**Given text**.

★ ★ ★ ★ ★ ★ ★

The only issue in this appeal of assessee is against the order of CIT(A) confirming the penalty imposed by AO u/s. 271(1)(c) of the Act on income estimated by CIT(A) and confirmed by Tribunal.
Briefly stated facts are that the assessee is engaged in the business of transportation and AO during the reassessment proceedings i.e. after revision order of CIT u/s. 263 of the Act, and going through the submissions and details noted that the assessee has maintained same set of books of account wherein he could not furnish the party wise break-up of freight charges paid at Rs.68,80,433/- as against the total claim of Rs.71,22,093/-. According to AO, the assessee could produce only the break-up of freight charges at Rs.2,41,600/- as the same was produced in the original assessment proceedings. Accordingly, he treated the balance freight charges of Rs.68,80,433/- as freight expenses remained unverifiable and disallowed and added to the total income of the assessee. Aggrieved, assessee preferred
Sri Raj Kumar Bansal, AY 2004-05 appeal before CIT(A) against the quantum addition and CIT(A) after treating the receipts as business receipts estimated the net profit @ 4% of the gross receipt and added a sum of Rs.3,00,316/-. Aggrieved, revenue preferred appeal before Tribunal and Tribunal also confirmed the action of CIT(A) and dismissed revenue’s appeal. Therefore, the addition to the extent of Rs.3,00,316/- was confirmed on account of estimation of income by applying net profit rate @ 4% on gross receipt of Rs.75,05,353/- that includes the addition made by AO of unexplained freight charges at Rs.68,80,433/-. The AO in the meantime, initiated penalty proceedings and taken note of income estimated by CIT(A) at Rs.3,00,316/-. The AO levied the penalty by observing as under: “”Since the income of the assessee was estimated and approved by the CIT(A) by making a remark “the estimation of profit is the only alternative in the circumstances and facts of the case”. I think this is a fit case for imposition of penalty u/s. 271(1)(c) of the I. T. Act.”

★ ★ ★ ★ ★ ★ ★

**Data shown**.
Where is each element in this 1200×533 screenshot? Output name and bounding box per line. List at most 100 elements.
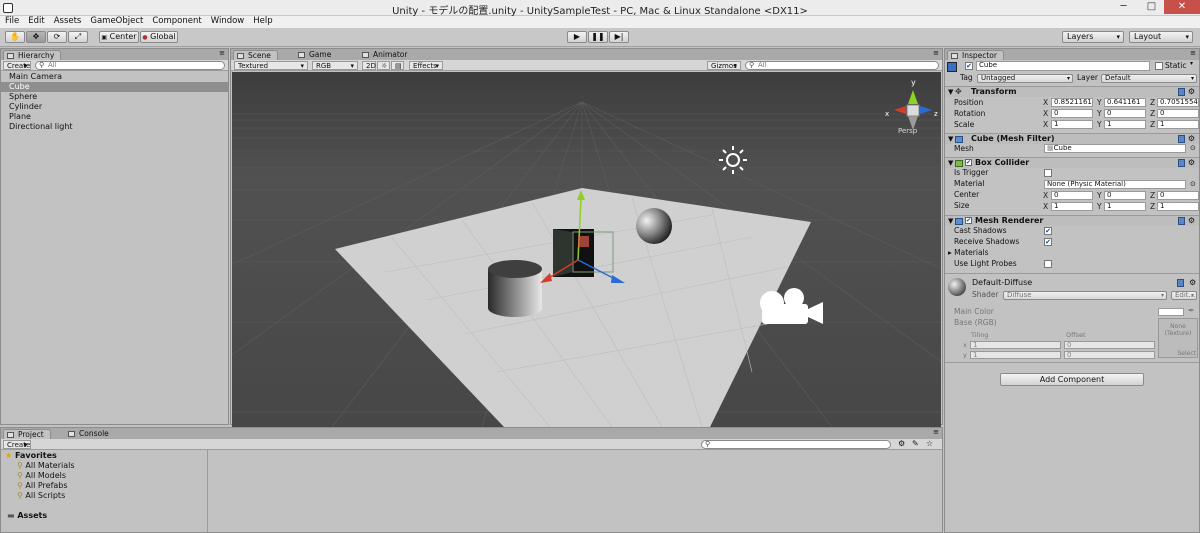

★ ★ ★ ★ ★ ★ ★

**Exercise**. Repeat the entire text above about the penalty appeal, word for word.

**Result**.
The only issue in this appeal of assessee is against the order of CIT(A) confirming the penalty imposed by AO u/s. 271(1)(c) of the Act on income estimated by CIT(A) and confirmed by Tribunal.
Briefly stated facts are that the assessee is engaged in the business of transportation and AO during the reassessment proceedings i.e. after revision order of CIT u/s. 263 of the Act, and going through the submissions and details noted that the assessee has maintained same set of books of account wherein he could not furnish the party wise break-up of freight charges paid at Rs.68,80,433/- as against the total claim of Rs.71,22,093/-. According to AO, the assessee could produce only the break-up of freight charges at Rs.2,41,600/- as the same was produced in the original assessment proceedings. Accordingly, he treated the balance freight charges of Rs.68,80,433/- as freight expenses remained unverifiable and disallowed and added to the total income of the assessee. Aggrieved, assessee preferred
Sri Raj Kumar Bansal, AY 2004-05 appeal before CIT(A) against the quantum addition and CIT(A) after treating the receipts as business receipts estimated the net profit @ 4% of the gross receipt and added a sum of Rs.3,00,316/-. Aggrieved, revenue preferred appeal before Tribunal and Tribunal also confirmed the action of CIT(A) and dismissed revenue’s appeal. Therefore, the addition to the extent of Rs.3,00,316/- was confirmed on account of estimation of income by applying net profit rate @ 4% on gross receipt of Rs.75,05,353/- that includes the addition made by AO of unexplained freight charges at Rs.68,80,433/-. The AO in the meantime, initiated penalty proceedings and taken note of income estimated by CIT(A) at Rs.3,00,316/-. The AO levied the penalty by observing as under: “”Since the income of the assessee was estimated and approved by the CIT(A) by making a remark “the estimation of profit is the only alternative in the circumstances and facts of the case”. I think this is a fit case for imposition of penalty u/s. 271(1)(c) of the I. T. Act.”